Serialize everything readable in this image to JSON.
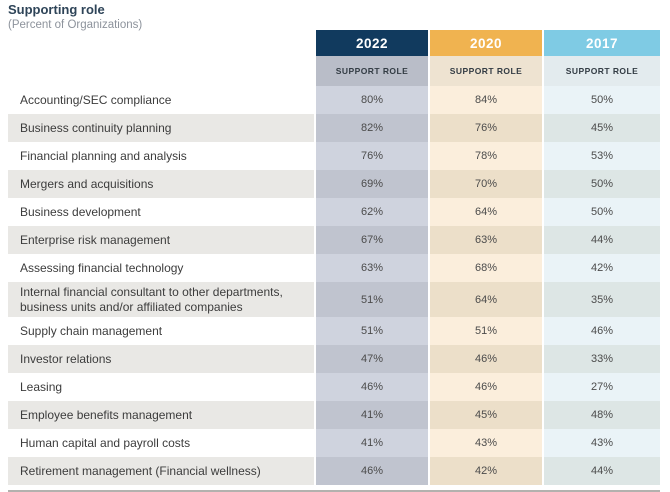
{
  "page": {
    "title": "Supporting role",
    "subtitle": "(Percent of Organizations)"
  },
  "table": {
    "columns": [
      {
        "year": "2022",
        "subheader": "SUPPORT ROLE",
        "header_bg": "#113a5e",
        "header_text": "#ffffff",
        "subheader_bg": "#b9bdc8",
        "cell_bg_light": "#cfd3de",
        "cell_bg_dark": "#c0c4cf"
      },
      {
        "year": "2020",
        "subheader": "SUPPORT ROLE",
        "header_bg": "#f0b350",
        "header_text": "#ffffff",
        "subheader_bg": "#eee3d1",
        "cell_bg_light": "#fbeedc",
        "cell_bg_dark": "#ecdfc9"
      },
      {
        "year": "2017",
        "subheader": "SUPPORT ROLE",
        "header_bg": "#7fcbe4",
        "header_text": "#ffffff",
        "subheader_bg": "#e3ebee",
        "cell_bg_light": "#eaf3f7",
        "cell_bg_dark": "#dde6e5"
      }
    ],
    "rows": [
      {
        "label": "Accounting/SEC compliance",
        "values": [
          "80%",
          "84%",
          "50%"
        ]
      },
      {
        "label": "Business continuity planning",
        "values": [
          "82%",
          "76%",
          "45%"
        ]
      },
      {
        "label": "Financial planning and analysis",
        "values": [
          "76%",
          "78%",
          "53%"
        ]
      },
      {
        "label": "Mergers and acquisitions",
        "values": [
          "69%",
          "70%",
          "50%"
        ]
      },
      {
        "label": "Business development",
        "values": [
          "62%",
          "64%",
          "50%"
        ]
      },
      {
        "label": "Enterprise risk management",
        "values": [
          "67%",
          "63%",
          "44%"
        ]
      },
      {
        "label": "Assessing financial technology",
        "values": [
          "63%",
          "68%",
          "42%"
        ]
      },
      {
        "label": "Internal financial consultant to other departments, business units and/or affiliated companies",
        "values": [
          "51%",
          "64%",
          "35%"
        ]
      },
      {
        "label": "Supply chain management",
        "values": [
          "51%",
          "51%",
          "46%"
        ]
      },
      {
        "label": "Investor relations",
        "values": [
          "47%",
          "46%",
          "33%"
        ]
      },
      {
        "label": "Leasing",
        "values": [
          "46%",
          "46%",
          "27%"
        ]
      },
      {
        "label": "Employee benefits management",
        "values": [
          "41%",
          "45%",
          "48%"
        ]
      },
      {
        "label": "Human capital and payroll costs",
        "values": [
          "41%",
          "43%",
          "43%"
        ]
      },
      {
        "label": "Retirement management (Financial wellness)",
        "values": [
          "46%",
          "42%",
          "44%"
        ]
      }
    ]
  },
  "chart_data": {
    "type": "table",
    "title": "Supporting role",
    "subtitle": "(Percent of Organizations)",
    "columns": [
      "2022 SUPPORT ROLE",
      "2020 SUPPORT ROLE",
      "2017 SUPPORT ROLE"
    ],
    "categories": [
      "Accounting/SEC compliance",
      "Business continuity planning",
      "Financial planning and analysis",
      "Mergers and acquisitions",
      "Business development",
      "Enterprise risk management",
      "Assessing financial technology",
      "Internal financial consultant to other departments, business units and/or affiliated companies",
      "Supply chain management",
      "Investor relations",
      "Leasing",
      "Employee benefits management",
      "Human capital and payroll costs",
      "Retirement management (Financial wellness)"
    ],
    "series": [
      {
        "name": "2022",
        "values": [
          80,
          82,
          76,
          69,
          62,
          67,
          63,
          51,
          51,
          47,
          46,
          41,
          41,
          46
        ]
      },
      {
        "name": "2020",
        "values": [
          84,
          76,
          78,
          70,
          64,
          63,
          68,
          64,
          51,
          46,
          46,
          45,
          43,
          42
        ]
      },
      {
        "name": "2017",
        "values": [
          50,
          45,
          53,
          50,
          50,
          44,
          42,
          35,
          46,
          33,
          27,
          48,
          43,
          44
        ]
      }
    ],
    "units": "percent"
  }
}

···

Copy every record above exactly as written, but leave out the pictures.

Finished answer:
Serialize everything readable in this image to JSON.
{
  "page": {
    "title": "Supporting role",
    "subtitle": "(Percent of Organizations)"
  },
  "table": {
    "columns": [
      {
        "year": "2022",
        "subheader": "SUPPORT ROLE",
        "header_bg": "#113a5e",
        "header_text": "#ffffff",
        "subheader_bg": "#b9bdc8",
        "cell_bg_light": "#cfd3de",
        "cell_bg_dark": "#c0c4cf"
      },
      {
        "year": "2020",
        "subheader": "SUPPORT ROLE",
        "header_bg": "#f0b350",
        "header_text": "#ffffff",
        "subheader_bg": "#eee3d1",
        "cell_bg_light": "#fbeedc",
        "cell_bg_dark": "#ecdfc9"
      },
      {
        "year": "2017",
        "subheader": "SUPPORT ROLE",
        "header_bg": "#7fcbe4",
        "header_text": "#ffffff",
        "subheader_bg": "#e3ebee",
        "cell_bg_light": "#eaf3f7",
        "cell_bg_dark": "#dde6e5"
      }
    ],
    "rows": [
      {
        "label": "Accounting/SEC compliance",
        "values": [
          "80%",
          "84%",
          "50%"
        ]
      },
      {
        "label": "Business continuity planning",
        "values": [
          "82%",
          "76%",
          "45%"
        ]
      },
      {
        "label": "Financial planning and analysis",
        "values": [
          "76%",
          "78%",
          "53%"
        ]
      },
      {
        "label": "Mergers and acquisitions",
        "values": [
          "69%",
          "70%",
          "50%"
        ]
      },
      {
        "label": "Business development",
        "values": [
          "62%",
          "64%",
          "50%"
        ]
      },
      {
        "label": "Enterprise risk management",
        "values": [
          "67%",
          "63%",
          "44%"
        ]
      },
      {
        "label": "Assessing financial technology",
        "values": [
          "63%",
          "68%",
          "42%"
        ]
      },
      {
        "label": "Internal financial consultant to other departments, business units and/or affiliated companies",
        "values": [
          "51%",
          "64%",
          "35%"
        ]
      },
      {
        "label": "Supply chain management",
        "values": [
          "51%",
          "51%",
          "46%"
        ]
      },
      {
        "label": "Investor relations",
        "values": [
          "47%",
          "46%",
          "33%"
        ]
      },
      {
        "label": "Leasing",
        "values": [
          "46%",
          "46%",
          "27%"
        ]
      },
      {
        "label": "Employee benefits management",
        "values": [
          "41%",
          "45%",
          "48%"
        ]
      },
      {
        "label": "Human capital and payroll costs",
        "values": [
          "41%",
          "43%",
          "43%"
        ]
      },
      {
        "label": "Retirement management (Financial wellness)",
        "values": [
          "46%",
          "42%",
          "44%"
        ]
      }
    ]
  },
  "chart_data": {
    "type": "table",
    "title": "Supporting role",
    "subtitle": "(Percent of Organizations)",
    "columns": [
      "2022 SUPPORT ROLE",
      "2020 SUPPORT ROLE",
      "2017 SUPPORT ROLE"
    ],
    "categories": [
      "Accounting/SEC compliance",
      "Business continuity planning",
      "Financial planning and analysis",
      "Mergers and acquisitions",
      "Business development",
      "Enterprise risk management",
      "Assessing financial technology",
      "Internal financial consultant to other departments, business units and/or affiliated companies",
      "Supply chain management",
      "Investor relations",
      "Leasing",
      "Employee benefits management",
      "Human capital and payroll costs",
      "Retirement management (Financial wellness)"
    ],
    "series": [
      {
        "name": "2022",
        "values": [
          80,
          82,
          76,
          69,
          62,
          67,
          63,
          51,
          51,
          47,
          46,
          41,
          41,
          46
        ]
      },
      {
        "name": "2020",
        "values": [
          84,
          76,
          78,
          70,
          64,
          63,
          68,
          64,
          51,
          46,
          46,
          45,
          43,
          42
        ]
      },
      {
        "name": "2017",
        "values": [
          50,
          45,
          53,
          50,
          50,
          44,
          42,
          35,
          46,
          33,
          27,
          48,
          43,
          44
        ]
      }
    ],
    "units": "percent"
  }
}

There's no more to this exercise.